• Exercise:
The data must be written out once more, precisely as given.

(Extracted records)
■ ■ ■ ■ ■ ■ ■

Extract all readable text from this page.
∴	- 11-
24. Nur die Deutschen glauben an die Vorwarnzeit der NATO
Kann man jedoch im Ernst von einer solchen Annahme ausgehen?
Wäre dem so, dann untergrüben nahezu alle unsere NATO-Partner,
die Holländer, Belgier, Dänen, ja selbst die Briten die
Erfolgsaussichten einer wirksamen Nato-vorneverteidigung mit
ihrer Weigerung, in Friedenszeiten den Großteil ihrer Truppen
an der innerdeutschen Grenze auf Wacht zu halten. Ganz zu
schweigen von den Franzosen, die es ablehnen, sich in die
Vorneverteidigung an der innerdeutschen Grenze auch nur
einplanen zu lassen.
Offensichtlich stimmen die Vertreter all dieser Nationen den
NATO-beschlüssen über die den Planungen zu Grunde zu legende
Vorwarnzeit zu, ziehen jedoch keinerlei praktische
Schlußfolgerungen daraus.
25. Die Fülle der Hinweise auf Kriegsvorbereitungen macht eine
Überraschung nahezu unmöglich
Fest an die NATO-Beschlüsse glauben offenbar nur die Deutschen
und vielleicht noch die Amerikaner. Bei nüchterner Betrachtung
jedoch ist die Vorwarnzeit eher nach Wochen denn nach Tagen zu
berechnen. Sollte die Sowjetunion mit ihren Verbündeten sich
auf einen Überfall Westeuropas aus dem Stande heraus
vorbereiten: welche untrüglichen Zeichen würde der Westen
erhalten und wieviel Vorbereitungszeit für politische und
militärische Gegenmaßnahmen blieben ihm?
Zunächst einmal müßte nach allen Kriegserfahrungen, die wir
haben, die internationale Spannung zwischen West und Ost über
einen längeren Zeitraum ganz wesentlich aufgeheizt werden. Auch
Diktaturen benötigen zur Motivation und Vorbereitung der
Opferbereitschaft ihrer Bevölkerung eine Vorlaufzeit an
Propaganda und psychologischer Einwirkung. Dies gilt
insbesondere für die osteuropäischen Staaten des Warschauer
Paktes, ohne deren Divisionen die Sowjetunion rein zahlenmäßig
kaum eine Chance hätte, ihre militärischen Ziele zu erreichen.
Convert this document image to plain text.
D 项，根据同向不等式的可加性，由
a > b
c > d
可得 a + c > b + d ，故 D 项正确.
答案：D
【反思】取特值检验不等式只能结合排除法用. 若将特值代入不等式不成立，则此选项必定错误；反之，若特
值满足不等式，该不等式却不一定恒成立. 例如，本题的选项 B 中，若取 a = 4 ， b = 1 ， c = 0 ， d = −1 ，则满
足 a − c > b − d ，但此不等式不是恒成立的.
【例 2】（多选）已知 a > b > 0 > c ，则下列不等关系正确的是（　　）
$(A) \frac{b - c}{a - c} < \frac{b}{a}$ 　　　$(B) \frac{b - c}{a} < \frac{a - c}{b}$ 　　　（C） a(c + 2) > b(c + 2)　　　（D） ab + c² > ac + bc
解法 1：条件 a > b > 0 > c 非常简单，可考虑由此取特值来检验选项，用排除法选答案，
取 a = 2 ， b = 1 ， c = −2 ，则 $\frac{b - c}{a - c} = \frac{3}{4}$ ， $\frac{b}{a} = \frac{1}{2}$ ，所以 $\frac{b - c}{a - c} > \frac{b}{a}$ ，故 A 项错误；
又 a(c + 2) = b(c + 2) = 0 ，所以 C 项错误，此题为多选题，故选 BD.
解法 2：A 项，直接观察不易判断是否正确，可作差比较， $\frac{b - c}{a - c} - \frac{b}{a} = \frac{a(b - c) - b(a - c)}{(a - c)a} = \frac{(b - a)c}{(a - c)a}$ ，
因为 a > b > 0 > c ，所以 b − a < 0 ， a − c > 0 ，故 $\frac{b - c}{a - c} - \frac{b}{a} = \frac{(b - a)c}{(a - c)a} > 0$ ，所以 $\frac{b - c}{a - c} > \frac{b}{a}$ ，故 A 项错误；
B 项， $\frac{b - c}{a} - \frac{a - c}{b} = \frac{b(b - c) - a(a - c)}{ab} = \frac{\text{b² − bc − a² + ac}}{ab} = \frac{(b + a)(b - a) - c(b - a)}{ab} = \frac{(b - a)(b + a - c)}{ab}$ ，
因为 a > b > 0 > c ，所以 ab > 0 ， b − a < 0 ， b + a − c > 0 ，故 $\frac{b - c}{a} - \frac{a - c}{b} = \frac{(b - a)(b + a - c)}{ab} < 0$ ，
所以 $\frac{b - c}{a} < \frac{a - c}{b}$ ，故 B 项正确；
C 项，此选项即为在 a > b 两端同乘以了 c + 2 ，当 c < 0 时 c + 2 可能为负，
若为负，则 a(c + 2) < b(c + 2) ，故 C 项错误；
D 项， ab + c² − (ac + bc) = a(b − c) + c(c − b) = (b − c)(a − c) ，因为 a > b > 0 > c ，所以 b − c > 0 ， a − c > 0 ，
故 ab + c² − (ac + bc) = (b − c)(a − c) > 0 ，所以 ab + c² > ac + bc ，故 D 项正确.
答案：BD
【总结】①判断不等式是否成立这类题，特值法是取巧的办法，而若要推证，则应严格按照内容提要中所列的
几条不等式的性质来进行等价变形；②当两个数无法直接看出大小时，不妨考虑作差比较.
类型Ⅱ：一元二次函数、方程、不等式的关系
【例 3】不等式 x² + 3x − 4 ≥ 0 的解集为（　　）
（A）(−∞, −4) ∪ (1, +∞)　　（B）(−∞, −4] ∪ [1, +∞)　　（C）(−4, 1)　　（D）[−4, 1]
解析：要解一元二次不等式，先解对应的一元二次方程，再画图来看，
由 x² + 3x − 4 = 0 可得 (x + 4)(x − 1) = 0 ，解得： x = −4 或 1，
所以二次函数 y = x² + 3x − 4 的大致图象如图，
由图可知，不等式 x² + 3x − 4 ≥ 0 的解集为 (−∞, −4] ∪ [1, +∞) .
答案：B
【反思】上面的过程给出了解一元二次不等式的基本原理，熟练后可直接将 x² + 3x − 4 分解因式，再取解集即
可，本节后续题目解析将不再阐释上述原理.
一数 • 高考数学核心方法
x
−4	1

■ ■ ■ ■ ■ ■ ■

• Solution:
Extract all readable text from this page.
∴	- 11-
24. Nur die Deutschen glauben an die Vorwarnzeit der NATO
Kann man jedoch im Ernst von einer solchen Annahme ausgehen?
Wäre dem so, dann untergrüben nahezu alle unsere NATO-Partner,
die Holländer, Belgier, Dänen, ja selbst die Briten die
Erfolgsaussichten einer wirksamen Nato-vorneverteidigung mit
ihrer Weigerung, in Friedenszeiten den Großteil ihrer Truppen
an der innerdeutschen Grenze auf Wacht zu halten. Ganz zu
schweigen von den Franzosen, die es ablehnen, sich in die
Vorneverteidigung an der innerdeutschen Grenze auch nur
einplanen zu lassen.
Offensichtlich stimmen die Vertreter all dieser Nationen den
NATO-beschlüssen über die den Planungen zu Grunde zu legende
Vorwarnzeit zu, ziehen jedoch keinerlei praktische
Schlußfolgerungen daraus.
25. Die Fülle der Hinweise auf Kriegsvorbereitungen macht eine
Überraschung nahezu unmöglich
Fest an die NATO-Beschlüsse glauben offenbar nur die Deutschen
und vielleicht noch die Amerikaner. Bei nüchterner Betrachtung
jedoch ist die Vorwarnzeit eher nach Wochen denn nach Tagen zu
berechnen. Sollte die Sowjetunion mit ihren Verbündeten sich
auf einen Überfall Westeuropas aus dem Stande heraus
vorbereiten: welche untrüglichen Zeichen würde der Westen
erhalten und wieviel Vorbereitungszeit für politische und
militärische Gegenmaßnahmen blieben ihm?
Zunächst einmal müßte nach allen Kriegserfahrungen, die wir
haben, die internationale Spannung zwischen West und Ost über
einen längeren Zeitraum ganz wesentlich aufgeheizt werden. Auch
Diktaturen benötigen zur Motivation und Vorbereitung der
Opferbereitschaft ihrer Bevölkerung eine Vorlaufzeit an
Propaganda und psychologischer Einwirkung. Dies gilt
insbesondere für die osteuropäischen Staaten des Warschauer
Paktes, ohne deren Divisionen die Sowjetunion rein zahlenmäßig
kaum eine Chance hätte, ihre militärischen Ziele zu erreichen.
Convert this document image to plain text.
D 项，根据同向不等式的可加性，由
a > b
c > d
可得 a + c > b + d ，故 D 项正确.
答案：D
【反思】取特值检验不等式只能结合排除法用. 若将特值代入不等式不成立，则此选项必定错误；反之，若特
值满足不等式，该不等式却不一定恒成立. 例如，本题的选项 B 中，若取 a = 4 ， b = 1 ， c = 0 ， d = −1 ，则满
足 a − c > b − d ，但此不等式不是恒成立的.
【例 2】（多选）已知 a > b > 0 > c ，则下列不等关系正确的是（　　）
$(A) \frac{b - c}{a - c} < \frac{b}{a}$ 　　　$(B) \frac{b - c}{a} < \frac{a - c}{b}$ 　　　（C） a(c + 2) > b(c + 2)　　　（D） ab + c² > ac + bc
解法 1：条件 a > b > 0 > c 非常简单，可考虑由此取特值来检验选项，用排除法选答案，
取 a = 2 ， b = 1 ， c = −2 ，则 $\frac{b - c}{a - c} = \frac{3}{4}$ ， $\frac{b}{a} = \frac{1}{2}$ ，所以 $\frac{b - c}{a - c} > \frac{b}{a}$ ，故 A 项错误；
又 a(c + 2) = b(c + 2) = 0 ，所以 C 项错误，此题为多选题，故选 BD.
解法 2：A 项，直接观察不易判断是否正确，可作差比较， $\frac{b - c}{a - c} - \frac{b}{a} = \frac{a(b - c) - b(a - c)}{(a - c)a} = \frac{(b - a)c}{(a - c)a}$ ，
因为 a > b > 0 > c ，所以 b − a < 0 ， a − c > 0 ，故 $\frac{b - c}{a - c} - \frac{b}{a} = \frac{(b - a)c}{(a - c)a} > 0$ ，所以 $\frac{b - c}{a - c} > \frac{b}{a}$ ，故 A 项错误；
B 项， $\frac{b - c}{a} - \frac{a - c}{b} = \frac{b(b - c) - a(a - c)}{ab} = \frac{\text{b² − bc − a² + ac}}{ab} = \frac{(b + a)(b - a) - c(b - a)}{ab} = \frac{(b - a)(b + a - c)}{ab}$ ，
因为 a > b > 0 > c ，所以 ab > 0 ， b − a < 0 ， b + a − c > 0 ，故 $\frac{b - c}{a} - \frac{a - c}{b} = \frac{(b - a)(b + a - c)}{ab} < 0$ ，
所以 $\frac{b - c}{a} < \frac{a - c}{b}$ ，故 B 项正确；
C 项，此选项即为在 a > b 两端同乘以了 c + 2 ，当 c < 0 时 c + 2 可能为负，
若为负，则 a(c + 2) < b(c + 2) ，故 C 项错误；
D 项， ab + c² − (ac + bc) = a(b − c) + c(c − b) = (b − c)(a − c) ，因为 a > b > 0 > c ，所以 b − c > 0 ， a − c > 0 ，
故 ab + c² − (ac + bc) = (b − c)(a − c) > 0 ，所以 ab + c² > ac + bc ，故 D 项正确.
答案：BD
【总结】①判断不等式是否成立这类题，特值法是取巧的办法，而若要推证，则应严格按照内容提要中所列的
几条不等式的性质来进行等价变形；②当两个数无法直接看出大小时，不妨考虑作差比较.
类型Ⅱ：一元二次函数、方程、不等式的关系
【例 3】不等式 x² + 3x − 4 ≥ 0 的解集为（　　）
（A）(−∞, −4) ∪ (1, +∞)　　（B）(−∞, −4] ∪ [1, +∞)　　（C）(−4, 1)　　（D）[−4, 1]
解析：要解一元二次不等式，先解对应的一元二次方程，再画图来看，
由 x² + 3x − 4 = 0 可得 (x + 4)(x − 1) = 0 ，解得： x = −4 或 1，
所以二次函数 y = x² + 3x − 4 的大致图象如图，
由图可知，不等式 x² + 3x − 4 ≥ 0 的解集为 (−∞, −4] ∪ [1, +∞) .
答案：B
【反思】上面的过程给出了解一元二次不等式的基本原理，熟练后可直接将 x² + 3x − 4 分解因式，再取解集即
可，本节后续题目解析将不再阐释上述原理.
一数 • 高考数学核心方法
x
−4	1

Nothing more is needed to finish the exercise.